### EXERCISE REQUIREMENTS
For each line below that includes the word "TradingView", make a copy.

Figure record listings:
----

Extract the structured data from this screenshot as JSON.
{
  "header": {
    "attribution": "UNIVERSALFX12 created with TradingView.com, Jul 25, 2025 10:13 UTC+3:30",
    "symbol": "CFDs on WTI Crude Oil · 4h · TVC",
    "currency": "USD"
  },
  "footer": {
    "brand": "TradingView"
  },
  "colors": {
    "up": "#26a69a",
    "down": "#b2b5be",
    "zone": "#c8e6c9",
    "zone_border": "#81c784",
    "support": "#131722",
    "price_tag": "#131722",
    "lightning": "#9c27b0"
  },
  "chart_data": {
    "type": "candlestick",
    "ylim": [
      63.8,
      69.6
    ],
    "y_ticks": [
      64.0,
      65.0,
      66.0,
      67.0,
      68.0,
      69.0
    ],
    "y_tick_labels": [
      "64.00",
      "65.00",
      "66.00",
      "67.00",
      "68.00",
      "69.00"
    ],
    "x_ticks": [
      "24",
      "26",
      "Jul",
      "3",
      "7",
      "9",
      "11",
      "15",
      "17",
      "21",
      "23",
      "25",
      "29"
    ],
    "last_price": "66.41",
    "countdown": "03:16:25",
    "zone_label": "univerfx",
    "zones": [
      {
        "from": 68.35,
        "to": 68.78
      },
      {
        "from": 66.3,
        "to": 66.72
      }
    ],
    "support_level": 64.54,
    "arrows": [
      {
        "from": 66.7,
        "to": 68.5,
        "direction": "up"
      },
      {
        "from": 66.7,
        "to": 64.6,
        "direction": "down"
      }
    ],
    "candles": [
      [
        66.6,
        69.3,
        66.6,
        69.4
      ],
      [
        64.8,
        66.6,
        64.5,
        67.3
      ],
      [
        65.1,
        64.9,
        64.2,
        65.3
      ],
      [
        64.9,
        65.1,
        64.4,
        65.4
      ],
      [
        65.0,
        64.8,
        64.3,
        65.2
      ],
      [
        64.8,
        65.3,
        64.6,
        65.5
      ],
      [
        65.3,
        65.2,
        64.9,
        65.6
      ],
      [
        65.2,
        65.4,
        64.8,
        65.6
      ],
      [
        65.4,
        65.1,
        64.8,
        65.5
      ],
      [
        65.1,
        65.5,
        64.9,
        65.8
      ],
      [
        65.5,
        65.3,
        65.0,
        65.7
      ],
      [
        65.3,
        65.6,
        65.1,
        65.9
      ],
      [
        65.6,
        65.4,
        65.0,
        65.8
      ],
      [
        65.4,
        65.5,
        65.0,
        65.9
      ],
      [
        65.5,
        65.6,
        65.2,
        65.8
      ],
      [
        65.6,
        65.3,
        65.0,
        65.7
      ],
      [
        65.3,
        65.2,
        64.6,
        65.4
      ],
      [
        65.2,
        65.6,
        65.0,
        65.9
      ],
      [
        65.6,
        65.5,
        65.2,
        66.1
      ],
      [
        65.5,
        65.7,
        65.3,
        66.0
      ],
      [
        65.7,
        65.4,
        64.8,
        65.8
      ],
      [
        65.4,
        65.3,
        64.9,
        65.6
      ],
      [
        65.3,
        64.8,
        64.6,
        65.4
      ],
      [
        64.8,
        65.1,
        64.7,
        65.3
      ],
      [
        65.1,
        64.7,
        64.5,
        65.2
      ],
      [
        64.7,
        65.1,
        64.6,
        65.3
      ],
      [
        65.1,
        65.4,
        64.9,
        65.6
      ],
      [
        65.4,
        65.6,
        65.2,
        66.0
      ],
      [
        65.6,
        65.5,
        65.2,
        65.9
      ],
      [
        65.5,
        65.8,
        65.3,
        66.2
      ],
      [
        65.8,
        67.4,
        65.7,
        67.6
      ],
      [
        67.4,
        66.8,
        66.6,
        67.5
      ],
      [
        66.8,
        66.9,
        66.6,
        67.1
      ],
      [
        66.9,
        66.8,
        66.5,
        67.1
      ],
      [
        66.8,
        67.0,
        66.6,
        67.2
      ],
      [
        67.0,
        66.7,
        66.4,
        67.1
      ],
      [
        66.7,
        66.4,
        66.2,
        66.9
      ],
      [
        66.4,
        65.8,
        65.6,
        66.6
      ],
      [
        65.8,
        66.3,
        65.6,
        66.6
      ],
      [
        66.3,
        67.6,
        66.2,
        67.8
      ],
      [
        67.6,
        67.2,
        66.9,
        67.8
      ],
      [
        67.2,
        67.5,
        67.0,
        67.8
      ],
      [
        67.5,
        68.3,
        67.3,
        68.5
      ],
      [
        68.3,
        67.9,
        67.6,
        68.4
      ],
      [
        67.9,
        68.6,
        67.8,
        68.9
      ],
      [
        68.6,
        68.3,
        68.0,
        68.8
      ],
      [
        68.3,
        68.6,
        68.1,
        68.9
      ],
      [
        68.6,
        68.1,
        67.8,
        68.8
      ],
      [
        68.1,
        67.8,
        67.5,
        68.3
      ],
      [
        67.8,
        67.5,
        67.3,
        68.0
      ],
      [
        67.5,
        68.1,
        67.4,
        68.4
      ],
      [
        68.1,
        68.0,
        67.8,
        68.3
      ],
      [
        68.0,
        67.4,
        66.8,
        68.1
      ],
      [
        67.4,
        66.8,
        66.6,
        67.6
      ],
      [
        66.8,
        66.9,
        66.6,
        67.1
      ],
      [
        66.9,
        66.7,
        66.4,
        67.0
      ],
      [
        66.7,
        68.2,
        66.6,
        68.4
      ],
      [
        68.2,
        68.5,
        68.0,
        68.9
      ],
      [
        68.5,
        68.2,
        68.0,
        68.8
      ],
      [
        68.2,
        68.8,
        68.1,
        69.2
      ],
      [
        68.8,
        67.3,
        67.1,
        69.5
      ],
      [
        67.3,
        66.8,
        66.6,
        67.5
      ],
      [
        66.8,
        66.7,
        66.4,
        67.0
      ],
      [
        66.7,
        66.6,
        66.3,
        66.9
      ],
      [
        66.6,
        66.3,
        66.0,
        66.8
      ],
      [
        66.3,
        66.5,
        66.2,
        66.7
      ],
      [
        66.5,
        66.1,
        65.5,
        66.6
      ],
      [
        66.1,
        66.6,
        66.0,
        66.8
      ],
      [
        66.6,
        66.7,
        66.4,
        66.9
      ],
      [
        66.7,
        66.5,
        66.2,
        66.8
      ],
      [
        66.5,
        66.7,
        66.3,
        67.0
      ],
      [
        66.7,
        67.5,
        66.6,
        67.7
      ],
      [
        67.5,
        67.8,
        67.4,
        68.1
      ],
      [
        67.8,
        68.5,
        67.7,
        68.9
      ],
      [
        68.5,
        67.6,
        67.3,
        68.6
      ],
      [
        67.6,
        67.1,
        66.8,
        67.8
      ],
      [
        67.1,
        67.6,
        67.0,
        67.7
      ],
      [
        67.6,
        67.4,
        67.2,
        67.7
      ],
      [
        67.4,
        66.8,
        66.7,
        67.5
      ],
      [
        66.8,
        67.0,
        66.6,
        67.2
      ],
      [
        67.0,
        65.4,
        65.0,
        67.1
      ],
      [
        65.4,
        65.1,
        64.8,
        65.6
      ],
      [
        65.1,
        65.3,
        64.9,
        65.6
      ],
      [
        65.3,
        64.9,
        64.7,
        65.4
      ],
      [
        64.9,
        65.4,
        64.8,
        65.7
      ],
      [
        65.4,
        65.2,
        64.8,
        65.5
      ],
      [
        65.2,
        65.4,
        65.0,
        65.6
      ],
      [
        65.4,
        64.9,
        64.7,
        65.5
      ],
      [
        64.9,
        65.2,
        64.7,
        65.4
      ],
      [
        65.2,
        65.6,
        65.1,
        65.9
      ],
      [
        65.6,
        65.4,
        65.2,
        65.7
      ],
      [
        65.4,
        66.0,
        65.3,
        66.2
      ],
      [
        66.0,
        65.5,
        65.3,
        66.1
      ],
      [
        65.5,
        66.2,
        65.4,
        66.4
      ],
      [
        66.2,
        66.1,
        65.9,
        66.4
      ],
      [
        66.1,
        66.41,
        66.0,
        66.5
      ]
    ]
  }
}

----

### RESULT OF THIS EXERCISE
    "attribution": "UNIVERSALFX12 created with TradingView.com, Jul 25, 2025 10:13 UTC+3:30",
    "brand": "TradingView"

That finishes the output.